▸ **THE PROBLEM**
Repeat every record below exactly, but leave out any pictures.

▸ **PROVIDED ENTRIES**
-=-=-=-=-
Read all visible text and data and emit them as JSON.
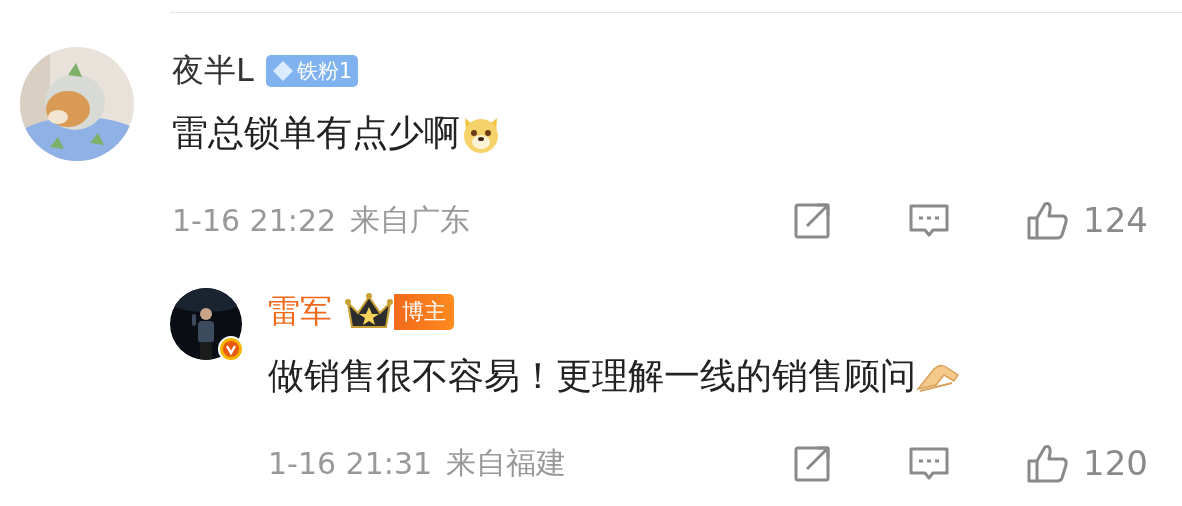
{
  "comments": [
    {
      "kind": "comment",
      "author": "夜半L",
      "author_highlight": false,
      "badge": {
        "kind": "fan",
        "label": "铁粉1"
      },
      "avatar": {
        "kind": "dog",
        "verified": false
      },
      "text": "雷总锁单有点少啊",
      "emoji": {
        "kind": "doge"
      },
      "time": "1-16 21:22",
      "location": "来自广东",
      "likes": "124"
    },
    {
      "kind": "reply",
      "author": "雷军",
      "author_highlight": true,
      "badge": {
        "kind": "host",
        "label": "博主"
      },
      "avatar": {
        "kind": "person",
        "verified": true
      },
      "text": "做销售很不容易！更理解一线的销售顾问",
      "emoji": {
        "kind": "hands"
      },
      "time": "1-16 21:31",
      "location": "来自福建",
      "likes": "120"
    }
  ]
}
-=-=-=-=-
▸ **FINAL RESULT**
Read all visible text and data and emit them as JSON.
{
  "comments": [
    {
      "kind": "comment",
      "author": "夜半L",
      "author_highlight": false,
      "badge": {
        "kind": "fan",
        "label": "铁粉1"
      },
      "avatar": {
        "kind": "dog",
        "verified": false
      },
      "text": "雷总锁单有点少啊",
      "emoji": {
        "kind": "doge"
      },
      "time": "1-16 21:22",
      "location": "来自广东",
      "likes": "124"
    },
    {
      "kind": "reply",
      "author": "雷军",
      "author_highlight": true,
      "badge": {
        "kind": "host",
        "label": "博主"
      },
      "avatar": {
        "kind": "person",
        "verified": true
      },
      "text": "做销售很不容易！更理解一线的销售顾问",
      "emoji": {
        "kind": "hands"
      },
      "time": "1-16 21:31",
      "location": "来自福建",
      "likes": "120"
    }
  ]
}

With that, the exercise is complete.